Items from a data source
--

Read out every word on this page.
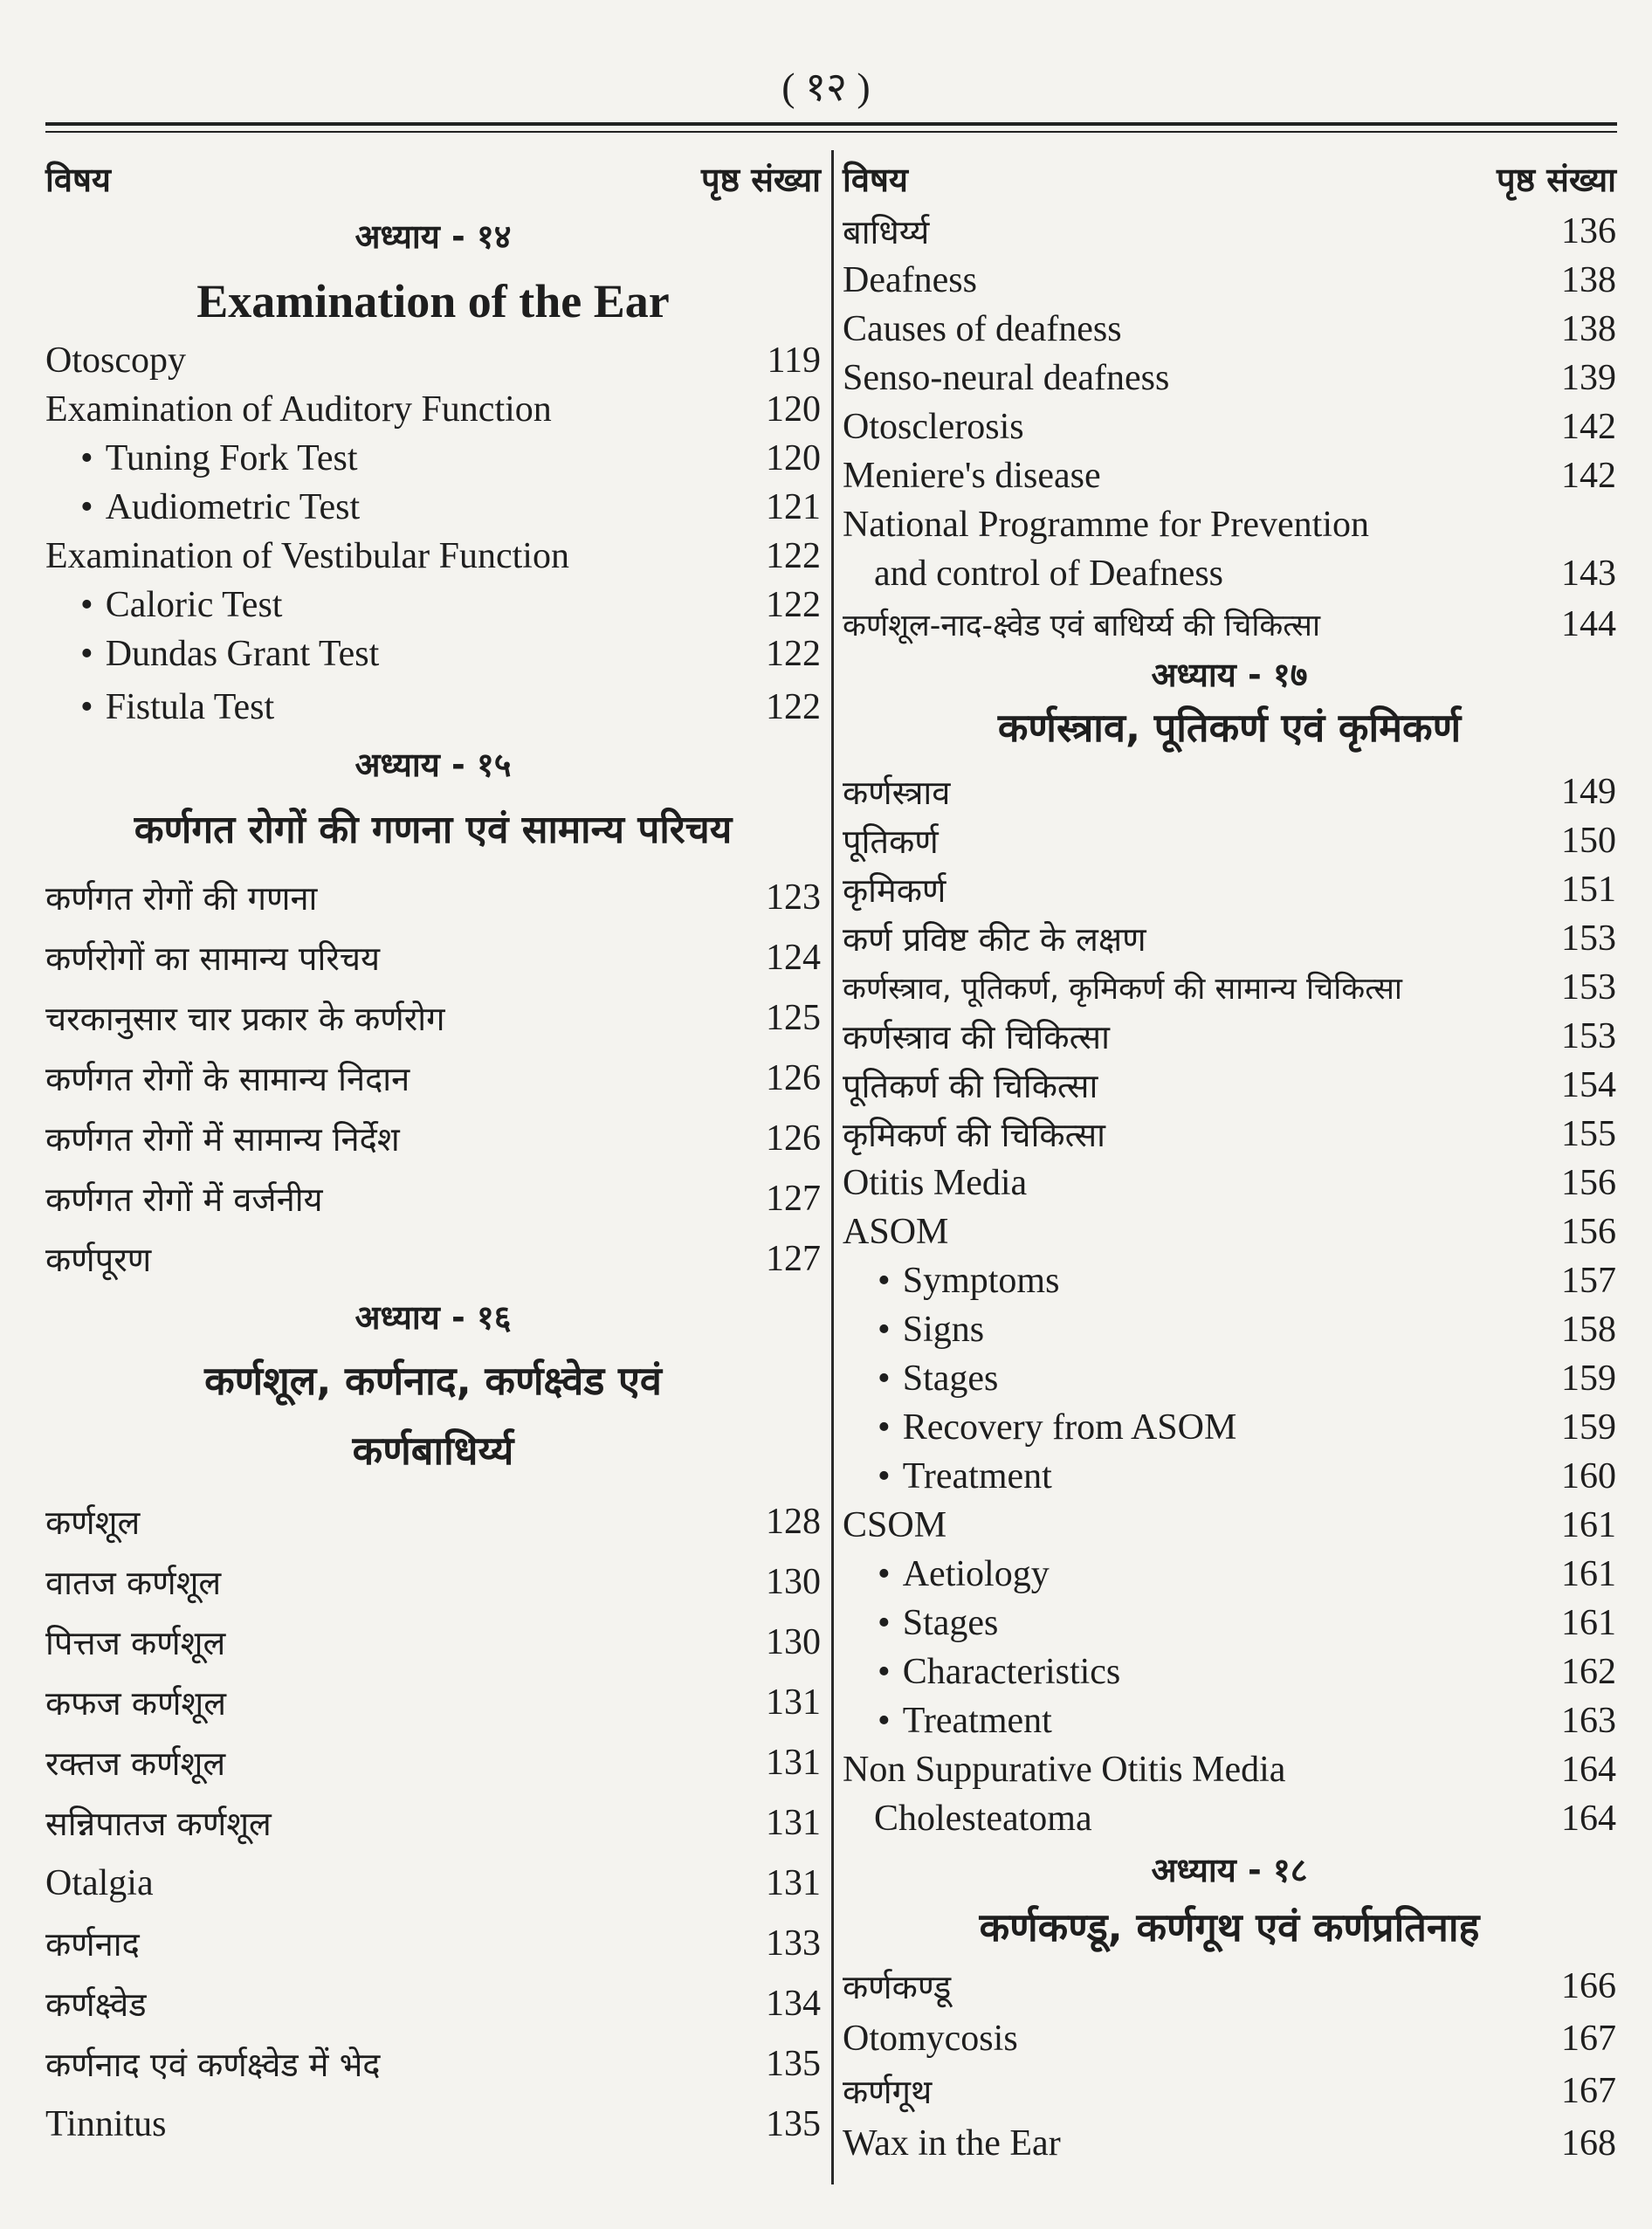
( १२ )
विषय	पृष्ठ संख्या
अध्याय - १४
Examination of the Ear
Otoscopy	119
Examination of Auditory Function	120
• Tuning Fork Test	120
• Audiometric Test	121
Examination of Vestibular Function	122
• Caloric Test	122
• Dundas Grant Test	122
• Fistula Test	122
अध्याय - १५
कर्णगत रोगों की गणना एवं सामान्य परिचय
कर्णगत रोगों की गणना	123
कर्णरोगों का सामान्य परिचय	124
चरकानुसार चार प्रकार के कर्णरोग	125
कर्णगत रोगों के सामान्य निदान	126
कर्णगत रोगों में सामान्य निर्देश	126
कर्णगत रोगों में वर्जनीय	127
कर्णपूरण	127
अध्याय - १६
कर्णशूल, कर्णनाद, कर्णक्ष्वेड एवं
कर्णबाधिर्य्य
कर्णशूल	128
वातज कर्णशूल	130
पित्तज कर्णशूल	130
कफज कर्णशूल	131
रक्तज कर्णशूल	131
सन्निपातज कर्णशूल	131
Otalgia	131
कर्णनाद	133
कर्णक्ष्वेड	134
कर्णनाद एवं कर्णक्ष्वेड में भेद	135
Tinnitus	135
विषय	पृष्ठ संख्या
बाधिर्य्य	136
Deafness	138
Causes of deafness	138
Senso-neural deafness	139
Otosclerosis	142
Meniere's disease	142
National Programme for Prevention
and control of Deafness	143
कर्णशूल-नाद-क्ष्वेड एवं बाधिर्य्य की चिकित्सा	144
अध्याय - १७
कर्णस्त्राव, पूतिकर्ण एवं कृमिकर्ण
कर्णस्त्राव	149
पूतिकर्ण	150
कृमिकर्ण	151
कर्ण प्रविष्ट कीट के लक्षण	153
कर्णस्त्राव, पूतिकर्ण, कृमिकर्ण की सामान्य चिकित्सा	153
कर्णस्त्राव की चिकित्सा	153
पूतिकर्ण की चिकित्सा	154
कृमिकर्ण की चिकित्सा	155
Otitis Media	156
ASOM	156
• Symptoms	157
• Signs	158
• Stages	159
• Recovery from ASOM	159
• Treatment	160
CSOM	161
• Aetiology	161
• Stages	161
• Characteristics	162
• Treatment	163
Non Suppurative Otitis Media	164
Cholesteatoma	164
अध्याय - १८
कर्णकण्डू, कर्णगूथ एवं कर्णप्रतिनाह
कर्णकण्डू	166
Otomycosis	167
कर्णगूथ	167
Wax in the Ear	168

--

__EXERCISE OBJECTIVE__.
Would you set down the listing exactly, omitting pictures?

__SOLUTION__.
Read out every word on this page.
( १२ )
विषय	पृष्ठ संख्या
अध्याय - १४
Examination of the Ear
Otoscopy	119
Examination of Auditory Function	120
• Tuning Fork Test	120
• Audiometric Test	121
Examination of Vestibular Function	122
• Caloric Test	122
• Dundas Grant Test	122
• Fistula Test	122
अध्याय - १५
कर्णगत रोगों की गणना एवं सामान्य परिचय
कर्णगत रोगों की गणना	123
कर्णरोगों का सामान्य परिचय	124
चरकानुसार चार प्रकार के कर्णरोग	125
कर्णगत रोगों के सामान्य निदान	126
कर्णगत रोगों में सामान्य निर्देश	126
कर्णगत रोगों में वर्जनीय	127
कर्णपूरण	127
अध्याय - १६
कर्णशूल, कर्णनाद, कर्णक्ष्वेड एवं
कर्णबाधिर्य्य
कर्णशूल	128
वातज कर्णशूल	130
पित्तज कर्णशूल	130
कफज कर्णशूल	131
रक्तज कर्णशूल	131
सन्निपातज कर्णशूल	131
Otalgia	131
कर्णनाद	133
कर्णक्ष्वेड	134
कर्णनाद एवं कर्णक्ष्वेड में भेद	135
Tinnitus	135
विषय	पृष्ठ संख्या
बाधिर्य्य	136
Deafness	138
Causes of deafness	138
Senso-neural deafness	139
Otosclerosis	142
Meniere's disease	142
National Programme for Prevention
and control of Deafness	143
कर्णशूल-नाद-क्ष्वेड एवं बाधिर्य्य की चिकित्सा	144
अध्याय - १७
कर्णस्त्राव, पूतिकर्ण एवं कृमिकर्ण
कर्णस्त्राव	149
पूतिकर्ण	150
कृमिकर्ण	151
कर्ण प्रविष्ट कीट के लक्षण	153
कर्णस्त्राव, पूतिकर्ण, कृमिकर्ण की सामान्य चिकित्सा	153
कर्णस्त्राव की चिकित्सा	153
पूतिकर्ण की चिकित्सा	154
कृमिकर्ण की चिकित्सा	155
Otitis Media	156
ASOM	156
• Symptoms	157
• Signs	158
• Stages	159
• Recovery from ASOM	159
• Treatment	160
CSOM	161
• Aetiology	161
• Stages	161
• Characteristics	162
• Treatment	163
Non Suppurative Otitis Media	164
Cholesteatoma	164
अध्याय - १८
कर्णकण्डू, कर्णगूथ एवं कर्णप्रतिनाह
कर्णकण्डू	166
Otomycosis	167
कर्णगूथ	167
Wax in the Ear	168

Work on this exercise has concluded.